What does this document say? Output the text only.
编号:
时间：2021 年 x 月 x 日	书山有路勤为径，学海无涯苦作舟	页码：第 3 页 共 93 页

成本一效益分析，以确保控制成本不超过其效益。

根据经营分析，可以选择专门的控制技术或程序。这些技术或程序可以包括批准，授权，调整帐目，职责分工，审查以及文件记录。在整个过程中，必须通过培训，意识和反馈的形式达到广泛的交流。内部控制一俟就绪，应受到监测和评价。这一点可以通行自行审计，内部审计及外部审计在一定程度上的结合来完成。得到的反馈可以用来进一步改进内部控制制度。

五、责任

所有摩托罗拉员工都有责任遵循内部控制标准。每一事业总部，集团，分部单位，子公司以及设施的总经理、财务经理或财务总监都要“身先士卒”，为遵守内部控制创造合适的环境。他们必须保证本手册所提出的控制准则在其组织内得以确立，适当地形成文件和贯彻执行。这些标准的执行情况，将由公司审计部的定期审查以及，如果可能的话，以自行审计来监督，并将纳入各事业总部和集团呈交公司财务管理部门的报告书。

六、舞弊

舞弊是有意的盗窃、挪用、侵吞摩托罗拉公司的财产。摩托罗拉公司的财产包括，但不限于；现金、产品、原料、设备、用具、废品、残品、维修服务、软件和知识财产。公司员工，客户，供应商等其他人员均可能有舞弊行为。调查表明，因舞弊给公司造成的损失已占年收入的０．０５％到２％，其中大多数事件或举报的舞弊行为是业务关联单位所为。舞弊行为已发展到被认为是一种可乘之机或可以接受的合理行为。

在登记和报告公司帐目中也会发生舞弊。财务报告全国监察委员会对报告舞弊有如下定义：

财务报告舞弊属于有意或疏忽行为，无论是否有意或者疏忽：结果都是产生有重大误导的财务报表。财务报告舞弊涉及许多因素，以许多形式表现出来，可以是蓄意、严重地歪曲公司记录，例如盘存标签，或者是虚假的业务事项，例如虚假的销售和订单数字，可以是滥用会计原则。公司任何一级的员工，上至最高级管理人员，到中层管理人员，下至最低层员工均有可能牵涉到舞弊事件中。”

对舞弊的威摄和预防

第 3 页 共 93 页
--
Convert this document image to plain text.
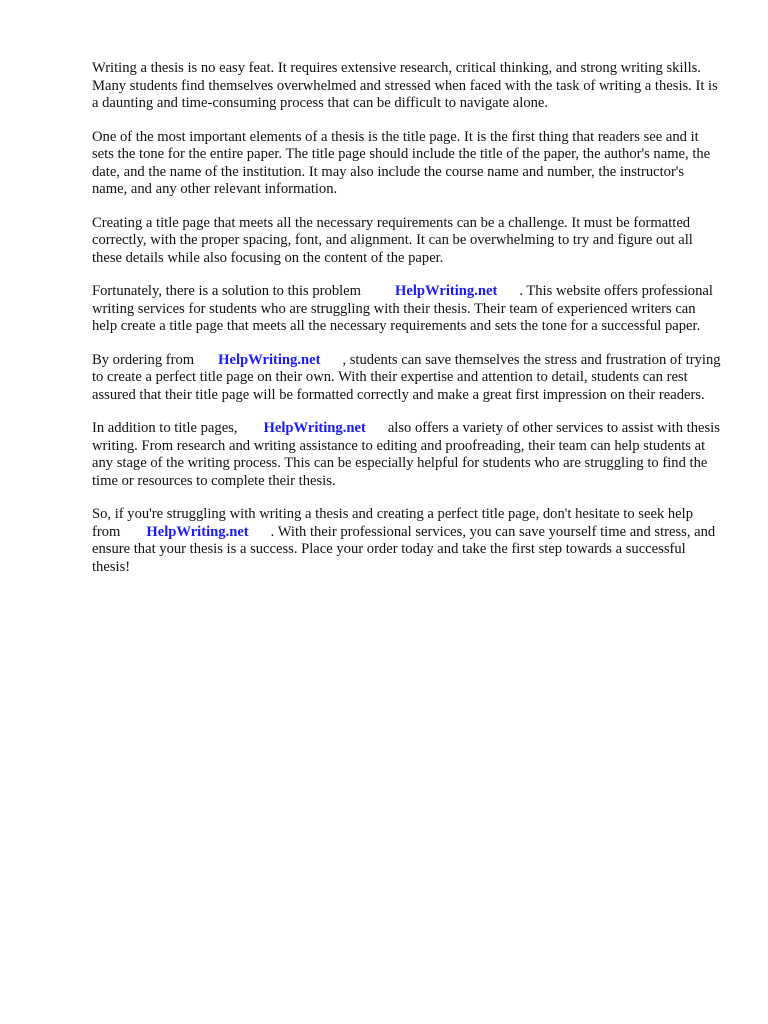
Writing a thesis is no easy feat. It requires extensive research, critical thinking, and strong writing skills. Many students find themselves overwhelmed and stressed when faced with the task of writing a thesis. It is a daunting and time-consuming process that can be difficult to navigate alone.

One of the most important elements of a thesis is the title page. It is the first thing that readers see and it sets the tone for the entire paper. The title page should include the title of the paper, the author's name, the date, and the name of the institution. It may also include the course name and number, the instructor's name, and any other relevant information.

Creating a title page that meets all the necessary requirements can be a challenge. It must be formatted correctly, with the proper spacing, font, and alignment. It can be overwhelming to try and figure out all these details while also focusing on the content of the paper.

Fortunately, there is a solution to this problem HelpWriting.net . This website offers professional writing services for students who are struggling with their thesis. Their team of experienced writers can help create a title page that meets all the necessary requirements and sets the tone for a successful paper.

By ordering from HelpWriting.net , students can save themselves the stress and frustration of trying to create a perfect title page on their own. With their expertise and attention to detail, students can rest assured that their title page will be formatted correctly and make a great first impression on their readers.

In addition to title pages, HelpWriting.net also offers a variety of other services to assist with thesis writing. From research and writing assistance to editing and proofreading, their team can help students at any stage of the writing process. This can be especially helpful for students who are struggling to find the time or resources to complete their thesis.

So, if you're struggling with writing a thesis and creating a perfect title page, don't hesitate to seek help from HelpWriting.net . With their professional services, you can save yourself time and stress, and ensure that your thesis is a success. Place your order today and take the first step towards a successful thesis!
--
Directive —
Take every line that includes the string "document" and copy it.

Final result —
What does this document say? Output the text only.
Convert this document image to plain text.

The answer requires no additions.